# What you need to do
Using the listing below, report all lines holding the word "title".

#### Record extracts

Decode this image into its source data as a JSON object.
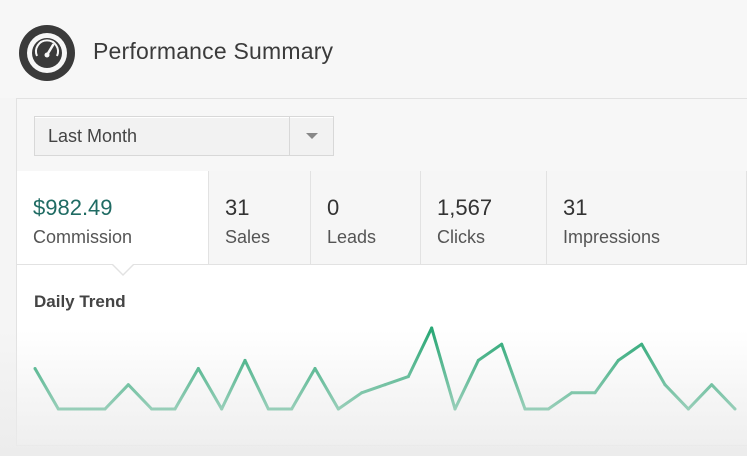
{
  "header": {
    "title": "Performance Summary",
    "logo_icon": "speedometer-icon"
  },
  "filter": {
    "selected": "Last Month",
    "arrow_icon": "triangle-down-icon"
  },
  "stats": [
    {
      "value": "$982.49",
      "label": "Commission",
      "active": true
    },
    {
      "value": "31",
      "label": "Sales",
      "active": false
    },
    {
      "value": "0",
      "label": "Leads",
      "active": false
    },
    {
      "value": "1,567",
      "label": "Clicks",
      "active": false
    },
    {
      "value": "31",
      "label": "Impressions",
      "active": false
    }
  ],
  "trend": {
    "title": "Daily Trend"
  },
  "colors": {
    "accent": "#1f6b63",
    "line": "#2aa876"
  },
  "chart_data": {
    "type": "line",
    "title": "Daily Trend",
    "series": [
      {
        "values": [
          5,
          0,
          0,
          0,
          3,
          0,
          0,
          5,
          0,
          6,
          0,
          0,
          5,
          0,
          2,
          3,
          4,
          10,
          0,
          6,
          8,
          0,
          0,
          2,
          2,
          6,
          8,
          3,
          0,
          3,
          0
        ]
      }
    ],
    "ylim": [
      0,
      10
    ],
    "grid": false
  }
}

########

# Response below
    "title": "Performance Summary",
    "title": "Daily Trend"
    "title": "Daily Trend",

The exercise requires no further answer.